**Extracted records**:
—————

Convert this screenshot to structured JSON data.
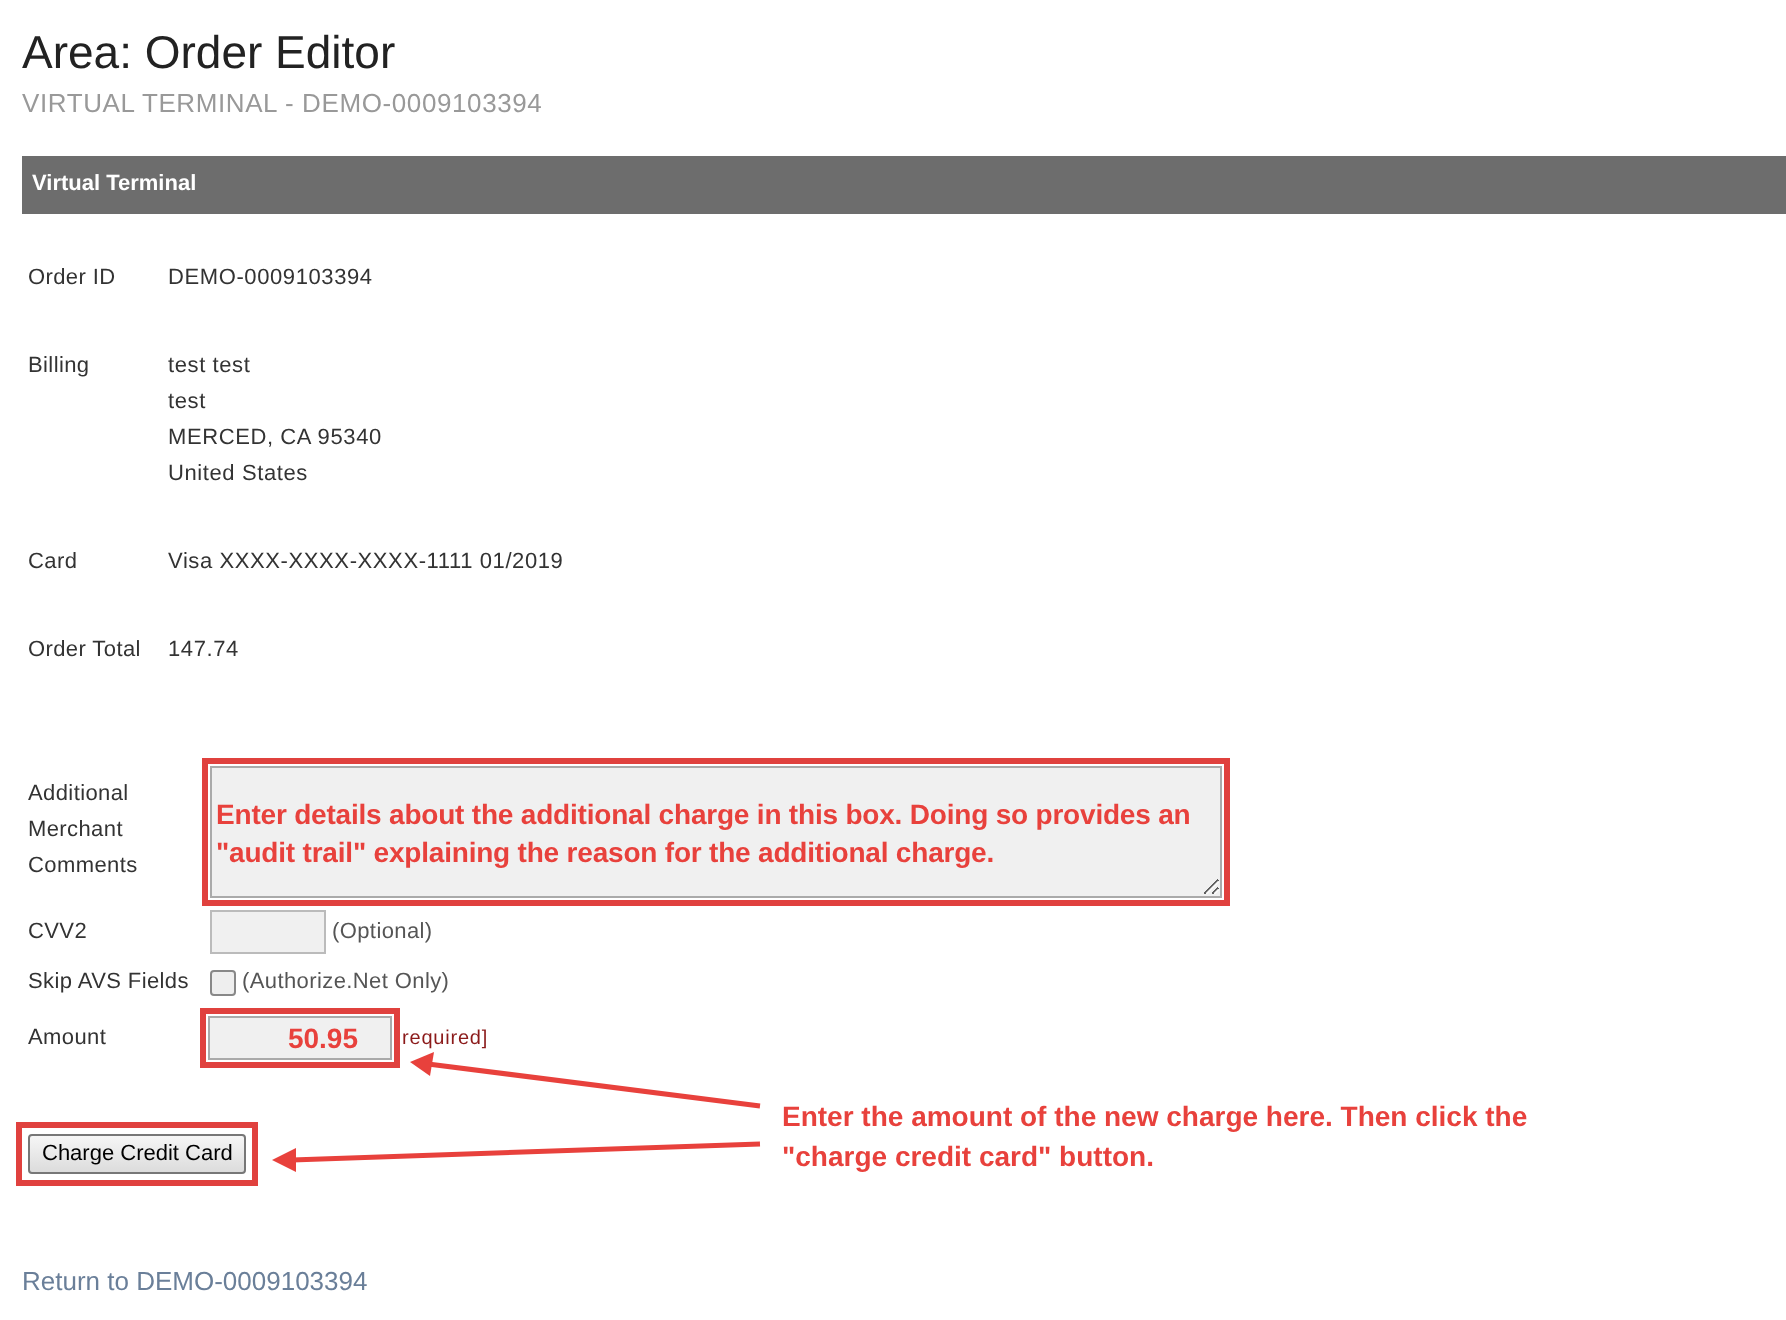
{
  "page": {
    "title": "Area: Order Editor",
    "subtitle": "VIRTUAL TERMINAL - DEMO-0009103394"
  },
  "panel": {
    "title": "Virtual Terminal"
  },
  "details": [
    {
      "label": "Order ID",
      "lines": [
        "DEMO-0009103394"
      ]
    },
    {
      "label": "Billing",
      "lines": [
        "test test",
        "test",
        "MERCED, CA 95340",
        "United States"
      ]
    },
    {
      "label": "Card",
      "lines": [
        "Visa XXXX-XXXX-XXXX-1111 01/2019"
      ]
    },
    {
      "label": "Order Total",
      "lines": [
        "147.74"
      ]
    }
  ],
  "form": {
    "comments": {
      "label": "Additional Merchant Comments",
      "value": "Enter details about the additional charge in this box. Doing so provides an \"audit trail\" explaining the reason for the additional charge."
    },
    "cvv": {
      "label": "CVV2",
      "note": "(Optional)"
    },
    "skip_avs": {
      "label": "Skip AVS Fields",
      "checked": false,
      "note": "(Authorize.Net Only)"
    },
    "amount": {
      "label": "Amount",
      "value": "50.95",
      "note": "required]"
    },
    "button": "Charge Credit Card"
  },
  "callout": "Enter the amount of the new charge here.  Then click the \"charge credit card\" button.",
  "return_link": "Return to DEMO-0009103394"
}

—————

**WHAT YOU ARE ASKED TO DO**: Using the entries above, return each line in which the word "label" occurs.

**THE REPLY**:
      "label": "Order ID",
      "label": "Billing",
      "label": "Card",
      "label": "Order Total",
      "label": "Additional Merchant Comments",
      "label": "CVV2",
      "label": "Skip AVS Fields",
      "label": "Amount",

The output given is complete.